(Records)
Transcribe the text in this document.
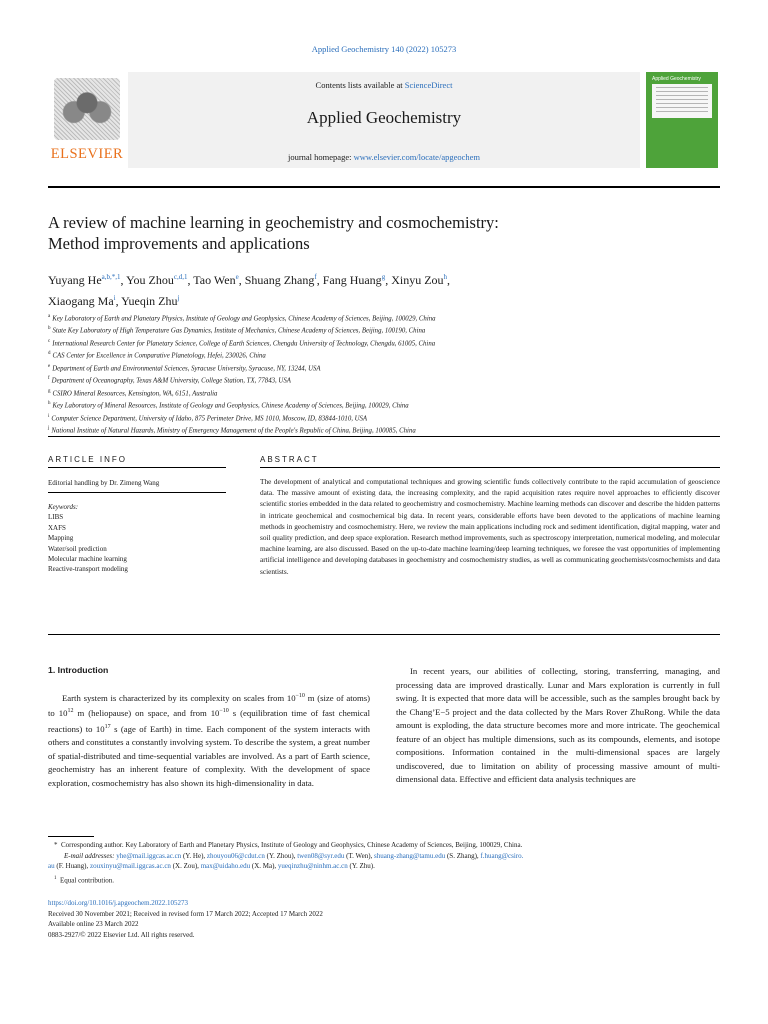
Applied Geochemistry 140 (2022) 105273
ELSEVIER
Contents lists available at ScienceDirect
Applied Geochemistry
journal homepage: www.elsevier.com/locate/apgeochem
Applied Geochemistry
A review of machine learning in geochemistry and cosmochemistry:
Method improvements and applications
Yuyang $He^{a,b,*,1}$, You Zhou$^{c,d,1}$, Tao Wen$^e$, Shuang Zhang$^f$, Fang Huang$^g$, Xinyu Zou$^h$,
Xiaogang Ma$^i$, Yueqin Zhu$^j$
$^a$ Key Laboratory of Earth and Planetary Physics, Institute of Geology and Geophysics, Chinese Academy of Sciences, Beijing, 100029, China
$^b$ State Key Laboratory of High Temperature Gas Dynamics, Institute of Mechanics, Chinese Academy of Sciences, Beijing, 100190, China
$^c$ International Research Center for Planetary Science, College of Earth Sciences, Chengdu University of Technology, Chengdu, 61005, China
$^d$ CAS Center for Excellence in Comparative Planetology, Hefei, 230026, China
$^e$ Department of Earth and Environmental Sciences, Syracuse University, Syracuse, NY, 13244, USA
$^f$ Department of Oceanography, Texas A&M University, College Station, TX, 77843, USA
$^g$ CSIRO Mineral Resources, Kensington, WA, 6151, Australia
$^h$ Key Laboratory of Mineral Resources, Institute of Geology and Geophysics, Chinese Academy of Sciences, Beijing, 100029, China
$^i$ Computer Science Department, University of Idaho, 875 Perimeter Drive, MS 1010, Moscow, ID, 83844-1010, USA
$^j$ National Institute of Natural Hazards, Ministry of Emergency Management of the People's Republic of China, Beijing, 100085, China
ARTICLE INFO
Editorial handling by Dr. Zimeng Wang
Keywords:
LIBS
XAFS
Mapping
Water/soil prediction
Molecular machine learning
Reactive-transport modeling
ABSTRACT
The development of analytical and computational techniques and growing scientific funds collectively contribute to the rapid accumulation of geoscience data. The massive amount of existing data, the increasing complexity, and the rapid acquisition rates require novel approaches to efficiently discover scientific stories embedded in the data related to geochemistry and cosmochemistry. Machine learning methods can discover and describe the hidden patterns in intricate geochemical and cosmochemical big data. In recent years, considerable efforts have been devoted to the applications of machine learning methods in geochemistry and cosmochemistry. Here, we review the main applications including rock and sediment identification, digital mapping, water and soil quality prediction, and deep space exploration. Research method improvements, such as spectroscopy interpretation, numerical modeling, and molecular machine learning, are also discussed. Based on the up-to-date machine learning/deep learning techniques, we foresee the vast opportunities of implementing artificial intelligence and developing databases in geochemistry and cosmochemistry studies, as well as communicating geochemists/cosmochemists and data scientists.
1. Introduction

Earth system is characterized by its complexity on scales from $10^{-10}$ m (size of atoms) to $10^{12}$ m (heliopause) on space, and from $10^{-10}$ s (equilibration time of fast chemical reactions) to $10^{17}$ s (age of Earth) in time. Each component of the system interacts with others and constitutes a constantly involving system. To describe the system, a great number of spatial-distributed and time-sequential variables are involved. As a part of Earth science, geochemistry has an inherent feature of complexity. With the development of space exploration, cosmochemistry has also shown its high-dimensionality in data.

In recent years, our abilities of collecting, storing, transferring, managing, and processing data are improved drastically. Lunar and Mars exploration is currently in full swing. It is expected that more data will be accessible, such as the samples brought back by the Chang’E−5 project and the data collected by the Mars Rover ZhuRong. While the data amount is exploding, the data structure becomes more and more intricate. The geochemical feature of an object has multiple dimensions, such as its compounds, elements, and isotope compositions. Information contained in the multi-dimensional spaces are largely undiscovered, due to limitation on ability of processing massive amount of multi-dimensional data. Effective and efficient data analysis techniques are

* Corresponding author. Key Laboratory of Earth and Planetary Physics, Institute of Geology and Geophysics, Chinese Academy of Sciences, Beijing, 100029, China.
E-mail addresses: yhe@mail.iggcas.ac.cn (Y. He), zhouyou06@cdut.cn (Y. Zhou), twen08@syr.edu (T. Wen), shuang-zhang@tamu.edu (S. Zhang), f.huang@csiro.
au (F. Huang), zouxinyu@mail.iggcas.ac.cn (X. Zou), max@uidaho.edu (X. Ma), yueqinzhu@ninhm.ac.cn (Y. Zhu).
$^1$ Equal contribution.
https://doi.org/10.1016/j.apgeochem.2022.105273
Received 30 November 2021; Received in revised form 17 March 2022; Accepted 17 March 2022
Available online 23 March 2022
0883-2927/© 2022 Elsevier Ltd. All rights reserved.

Aim of the task >> Go through the material and select each line with the string "March" in it.

Task solution >>
Received 30 November 2021; Received in revised form 17 March 2022; Accepted 17 March 2022
Available online 23 March 2022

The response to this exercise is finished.